Records supplied:
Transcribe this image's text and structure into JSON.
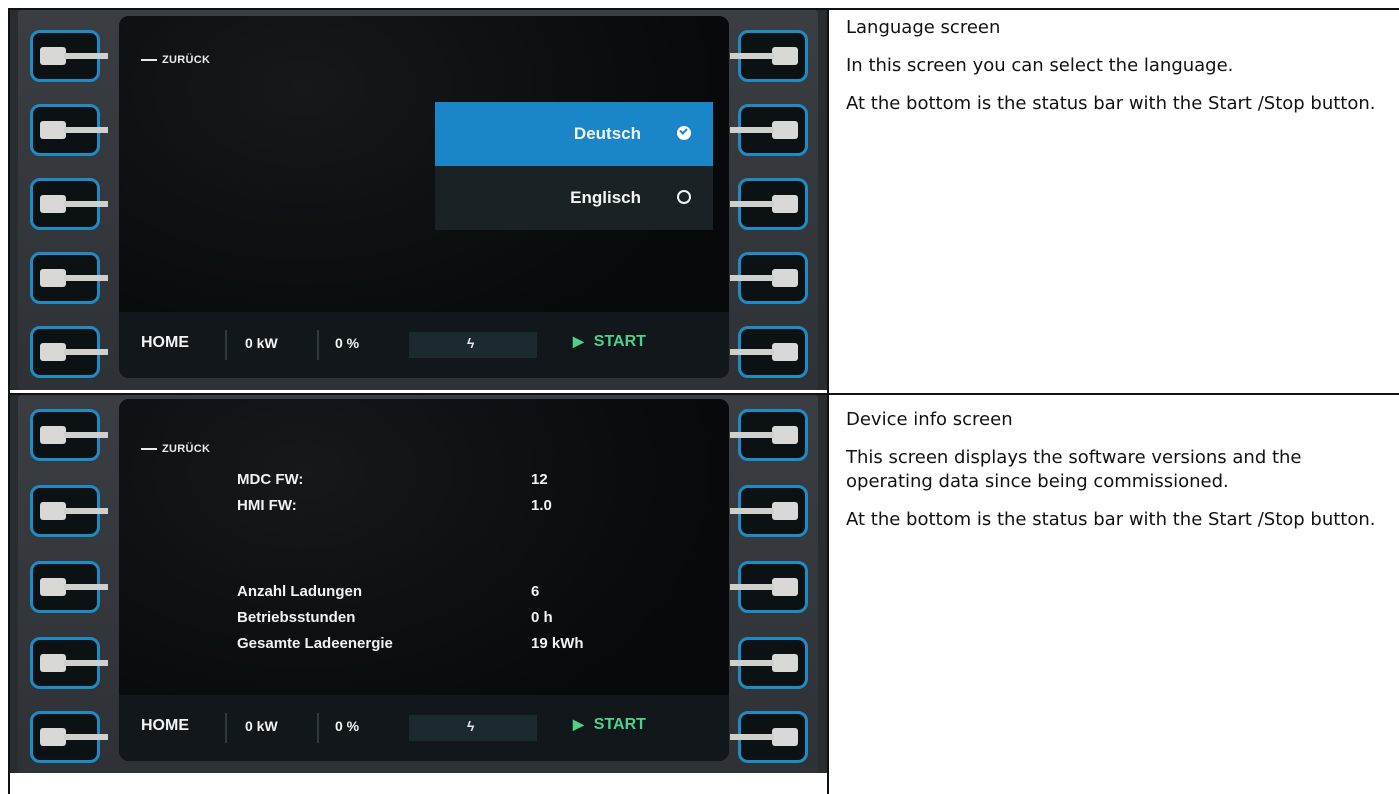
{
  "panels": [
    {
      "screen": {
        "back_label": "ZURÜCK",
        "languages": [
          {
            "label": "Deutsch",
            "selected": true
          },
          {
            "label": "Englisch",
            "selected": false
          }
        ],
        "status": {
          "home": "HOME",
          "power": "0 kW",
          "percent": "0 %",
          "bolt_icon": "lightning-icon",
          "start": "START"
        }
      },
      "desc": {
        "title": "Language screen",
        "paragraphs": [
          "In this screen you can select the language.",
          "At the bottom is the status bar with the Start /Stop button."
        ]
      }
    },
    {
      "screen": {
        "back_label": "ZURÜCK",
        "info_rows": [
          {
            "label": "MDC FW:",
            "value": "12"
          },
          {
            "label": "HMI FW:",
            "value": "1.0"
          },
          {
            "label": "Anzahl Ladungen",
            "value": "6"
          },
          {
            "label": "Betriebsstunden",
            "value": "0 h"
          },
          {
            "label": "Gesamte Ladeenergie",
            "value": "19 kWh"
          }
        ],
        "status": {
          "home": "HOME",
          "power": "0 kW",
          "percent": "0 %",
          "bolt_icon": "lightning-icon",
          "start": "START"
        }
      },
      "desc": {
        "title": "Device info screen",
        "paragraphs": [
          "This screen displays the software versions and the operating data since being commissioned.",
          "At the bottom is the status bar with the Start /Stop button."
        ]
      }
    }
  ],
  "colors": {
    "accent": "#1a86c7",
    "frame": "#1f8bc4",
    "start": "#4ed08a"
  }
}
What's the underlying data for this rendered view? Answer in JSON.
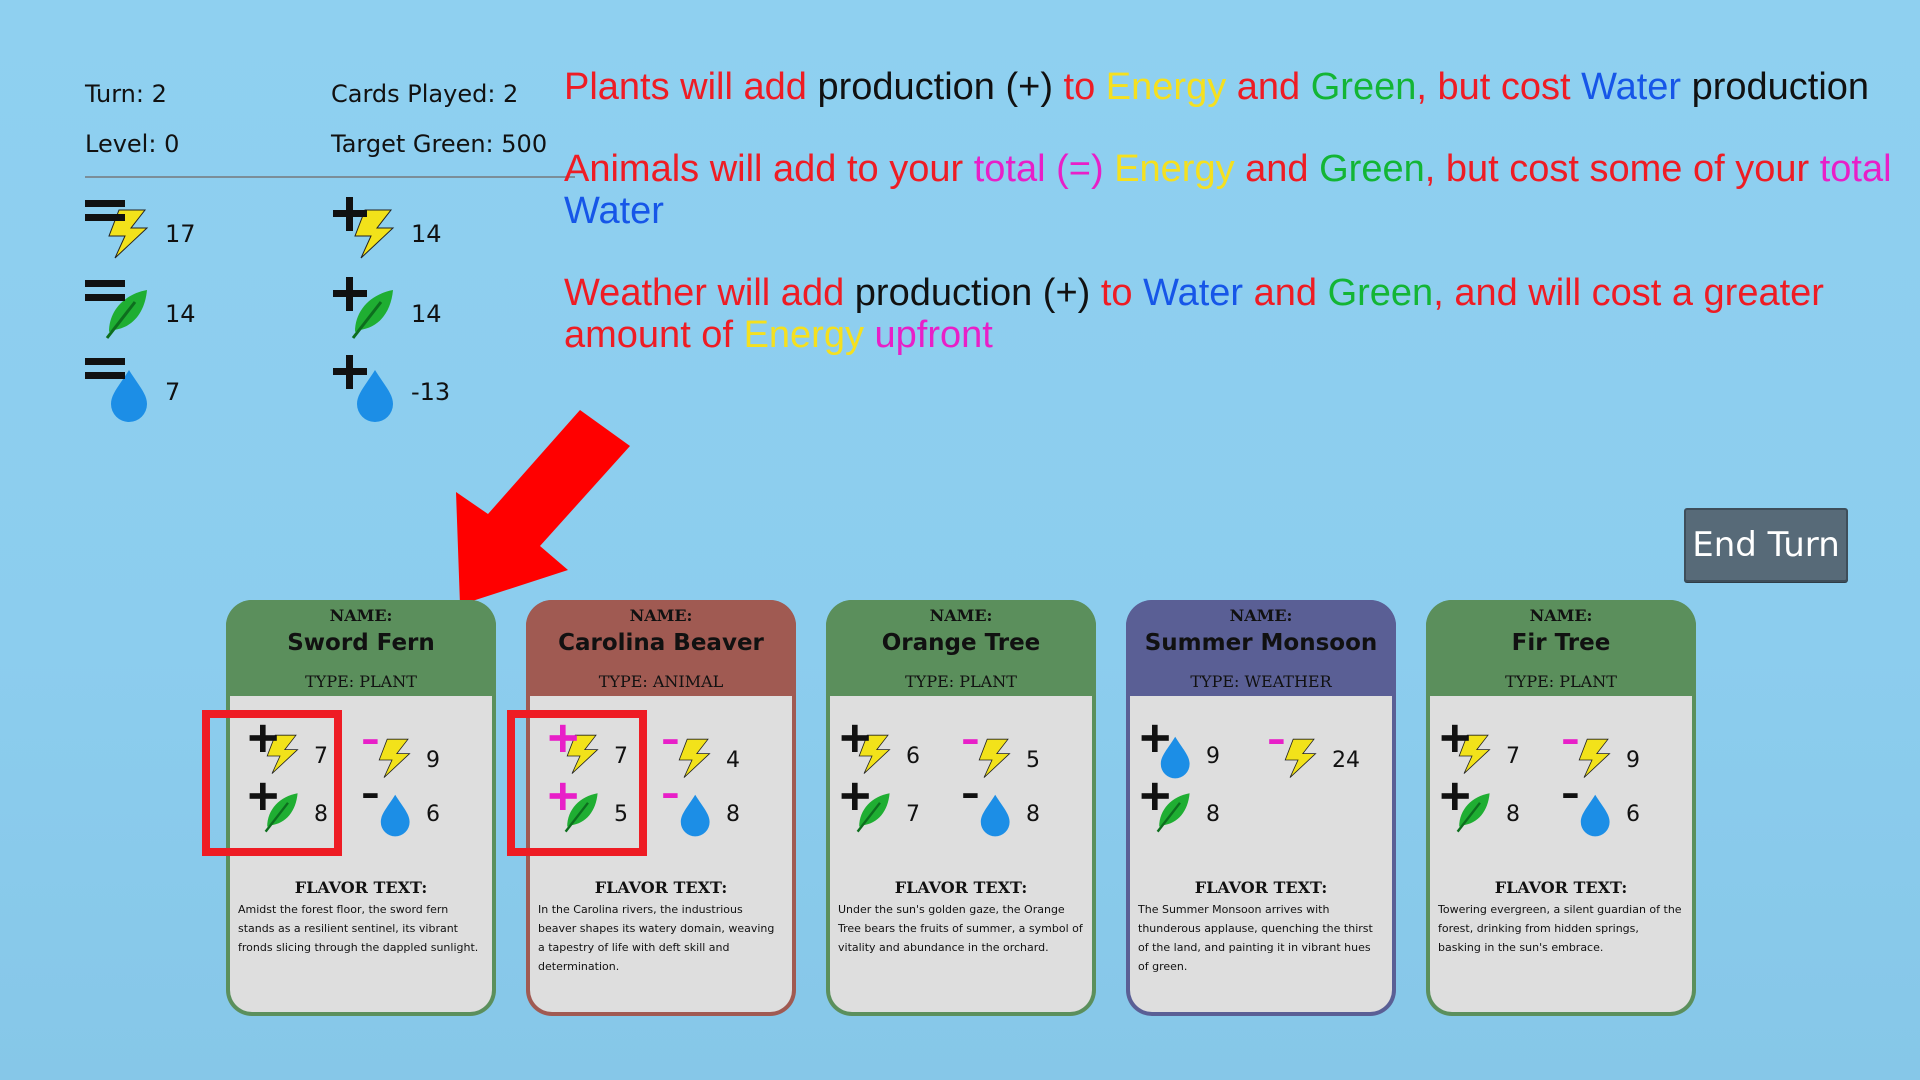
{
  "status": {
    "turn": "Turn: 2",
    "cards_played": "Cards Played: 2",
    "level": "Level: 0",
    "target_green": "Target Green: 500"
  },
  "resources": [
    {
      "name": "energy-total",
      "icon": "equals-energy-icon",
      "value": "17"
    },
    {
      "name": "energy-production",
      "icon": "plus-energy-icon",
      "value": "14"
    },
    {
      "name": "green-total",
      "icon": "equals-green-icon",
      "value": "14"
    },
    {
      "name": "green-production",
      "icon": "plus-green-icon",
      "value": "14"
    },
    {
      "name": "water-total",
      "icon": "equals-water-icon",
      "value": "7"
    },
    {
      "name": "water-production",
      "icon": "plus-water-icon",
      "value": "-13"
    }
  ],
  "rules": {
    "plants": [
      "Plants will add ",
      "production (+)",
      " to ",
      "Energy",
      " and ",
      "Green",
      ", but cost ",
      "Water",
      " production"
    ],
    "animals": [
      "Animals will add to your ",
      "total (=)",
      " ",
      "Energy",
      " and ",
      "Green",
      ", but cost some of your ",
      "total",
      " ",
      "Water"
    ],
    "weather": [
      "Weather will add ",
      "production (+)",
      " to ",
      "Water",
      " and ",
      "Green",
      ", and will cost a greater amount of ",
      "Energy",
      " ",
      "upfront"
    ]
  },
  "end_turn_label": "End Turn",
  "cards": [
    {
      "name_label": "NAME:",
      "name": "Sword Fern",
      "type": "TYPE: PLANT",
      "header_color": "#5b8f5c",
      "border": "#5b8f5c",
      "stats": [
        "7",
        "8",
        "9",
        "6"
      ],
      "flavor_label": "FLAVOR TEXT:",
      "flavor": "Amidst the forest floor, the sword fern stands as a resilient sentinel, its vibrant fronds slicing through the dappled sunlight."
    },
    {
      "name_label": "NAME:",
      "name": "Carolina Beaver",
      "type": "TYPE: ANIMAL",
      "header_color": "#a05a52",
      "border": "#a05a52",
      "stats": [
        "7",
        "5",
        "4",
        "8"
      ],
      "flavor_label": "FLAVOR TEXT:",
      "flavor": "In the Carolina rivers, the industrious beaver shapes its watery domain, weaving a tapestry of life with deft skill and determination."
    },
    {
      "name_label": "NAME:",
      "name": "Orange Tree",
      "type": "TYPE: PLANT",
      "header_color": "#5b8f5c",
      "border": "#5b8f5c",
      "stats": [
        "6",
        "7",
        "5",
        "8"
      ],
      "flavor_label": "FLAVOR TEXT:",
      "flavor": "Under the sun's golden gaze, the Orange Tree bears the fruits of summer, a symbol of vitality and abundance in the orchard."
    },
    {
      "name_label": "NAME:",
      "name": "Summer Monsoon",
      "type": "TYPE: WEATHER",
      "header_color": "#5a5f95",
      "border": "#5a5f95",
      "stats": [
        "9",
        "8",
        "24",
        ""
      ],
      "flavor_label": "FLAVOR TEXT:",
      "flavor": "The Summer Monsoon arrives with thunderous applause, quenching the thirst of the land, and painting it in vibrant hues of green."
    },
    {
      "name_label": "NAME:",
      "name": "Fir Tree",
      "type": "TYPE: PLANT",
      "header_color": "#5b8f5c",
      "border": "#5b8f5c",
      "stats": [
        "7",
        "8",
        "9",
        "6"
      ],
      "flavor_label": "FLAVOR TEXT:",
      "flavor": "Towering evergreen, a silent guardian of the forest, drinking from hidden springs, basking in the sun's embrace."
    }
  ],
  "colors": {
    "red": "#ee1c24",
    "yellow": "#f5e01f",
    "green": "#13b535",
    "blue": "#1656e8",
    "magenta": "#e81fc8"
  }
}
--
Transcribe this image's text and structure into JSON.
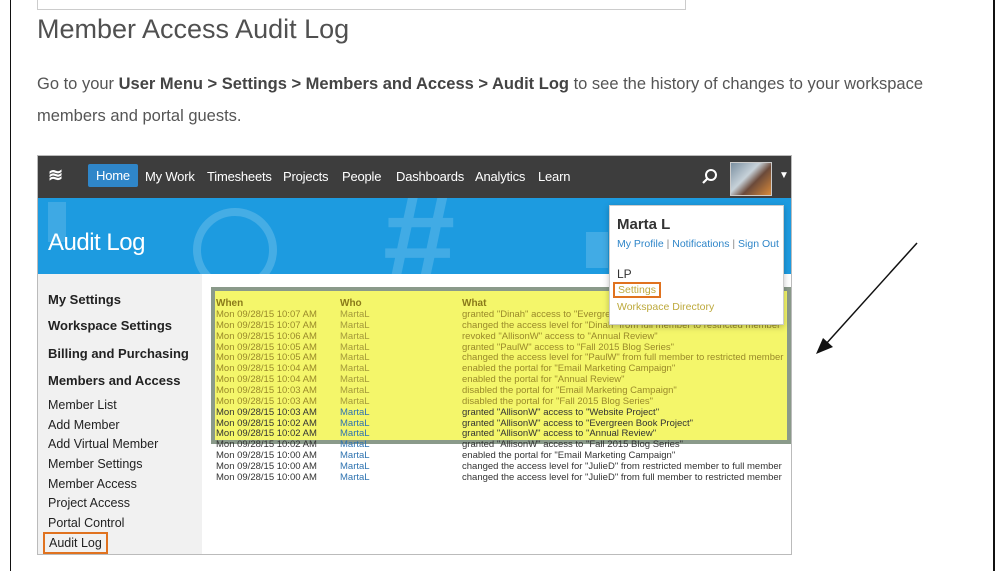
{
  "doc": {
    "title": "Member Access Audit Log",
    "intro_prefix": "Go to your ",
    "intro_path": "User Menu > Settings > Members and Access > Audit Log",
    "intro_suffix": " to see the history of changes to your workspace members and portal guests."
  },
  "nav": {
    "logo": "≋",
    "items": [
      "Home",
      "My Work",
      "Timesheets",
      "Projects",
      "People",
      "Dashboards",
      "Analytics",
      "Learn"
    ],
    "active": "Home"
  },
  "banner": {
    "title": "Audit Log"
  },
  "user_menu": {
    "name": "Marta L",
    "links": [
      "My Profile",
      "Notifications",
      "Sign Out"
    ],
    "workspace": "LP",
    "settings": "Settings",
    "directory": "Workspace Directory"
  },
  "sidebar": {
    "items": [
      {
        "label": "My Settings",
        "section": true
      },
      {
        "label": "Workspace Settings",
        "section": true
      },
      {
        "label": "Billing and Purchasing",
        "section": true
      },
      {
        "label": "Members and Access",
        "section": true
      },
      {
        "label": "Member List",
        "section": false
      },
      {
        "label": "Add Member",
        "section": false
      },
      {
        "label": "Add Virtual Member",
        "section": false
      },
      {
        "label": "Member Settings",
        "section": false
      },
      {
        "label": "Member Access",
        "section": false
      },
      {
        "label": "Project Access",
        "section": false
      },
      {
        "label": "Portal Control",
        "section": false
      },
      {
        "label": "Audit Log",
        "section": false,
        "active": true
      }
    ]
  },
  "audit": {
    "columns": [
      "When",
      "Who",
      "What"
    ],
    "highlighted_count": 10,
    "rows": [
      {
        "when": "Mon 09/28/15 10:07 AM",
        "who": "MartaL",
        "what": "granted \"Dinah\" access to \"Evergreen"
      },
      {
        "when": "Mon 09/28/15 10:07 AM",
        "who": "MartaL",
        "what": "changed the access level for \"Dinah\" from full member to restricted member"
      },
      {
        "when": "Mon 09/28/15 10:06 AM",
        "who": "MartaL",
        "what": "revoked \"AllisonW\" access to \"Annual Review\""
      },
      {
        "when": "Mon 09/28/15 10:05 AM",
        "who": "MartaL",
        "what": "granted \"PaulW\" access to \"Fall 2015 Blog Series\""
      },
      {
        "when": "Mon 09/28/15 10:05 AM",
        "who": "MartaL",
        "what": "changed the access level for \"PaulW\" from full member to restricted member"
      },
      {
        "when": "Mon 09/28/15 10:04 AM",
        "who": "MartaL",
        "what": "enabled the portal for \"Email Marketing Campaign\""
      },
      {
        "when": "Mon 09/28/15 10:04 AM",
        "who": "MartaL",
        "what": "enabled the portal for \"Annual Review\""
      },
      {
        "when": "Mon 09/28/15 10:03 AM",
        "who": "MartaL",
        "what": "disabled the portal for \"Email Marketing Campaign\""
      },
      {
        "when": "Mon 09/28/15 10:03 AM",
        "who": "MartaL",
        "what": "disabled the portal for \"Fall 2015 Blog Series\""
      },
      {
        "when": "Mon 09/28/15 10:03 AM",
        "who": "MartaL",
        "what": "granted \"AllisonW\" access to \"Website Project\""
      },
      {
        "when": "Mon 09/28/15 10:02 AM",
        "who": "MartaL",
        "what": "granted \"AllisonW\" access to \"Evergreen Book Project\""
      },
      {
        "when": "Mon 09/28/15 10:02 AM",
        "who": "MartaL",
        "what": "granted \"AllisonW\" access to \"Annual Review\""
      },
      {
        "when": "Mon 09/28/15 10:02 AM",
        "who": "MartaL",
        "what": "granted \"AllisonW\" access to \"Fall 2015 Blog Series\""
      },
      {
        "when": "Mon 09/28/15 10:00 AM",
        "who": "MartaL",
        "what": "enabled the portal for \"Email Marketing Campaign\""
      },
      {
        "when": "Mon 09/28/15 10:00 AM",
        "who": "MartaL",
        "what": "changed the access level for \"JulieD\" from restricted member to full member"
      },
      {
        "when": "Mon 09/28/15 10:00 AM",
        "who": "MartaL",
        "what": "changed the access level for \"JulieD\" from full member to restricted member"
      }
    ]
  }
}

Instruction:
Find and copy every line in the entries above where the string "full" occurs.

Result below:
        "what": "changed the access level for \"Dinah\" from full member to restricted member"
        "what": "changed the access level for \"PaulW\" from full member to restricted member"
        "what": "changed the access level for \"JulieD\" from restricted member to full member"
        "what": "changed the access level for \"JulieD\" from full member to restricted member"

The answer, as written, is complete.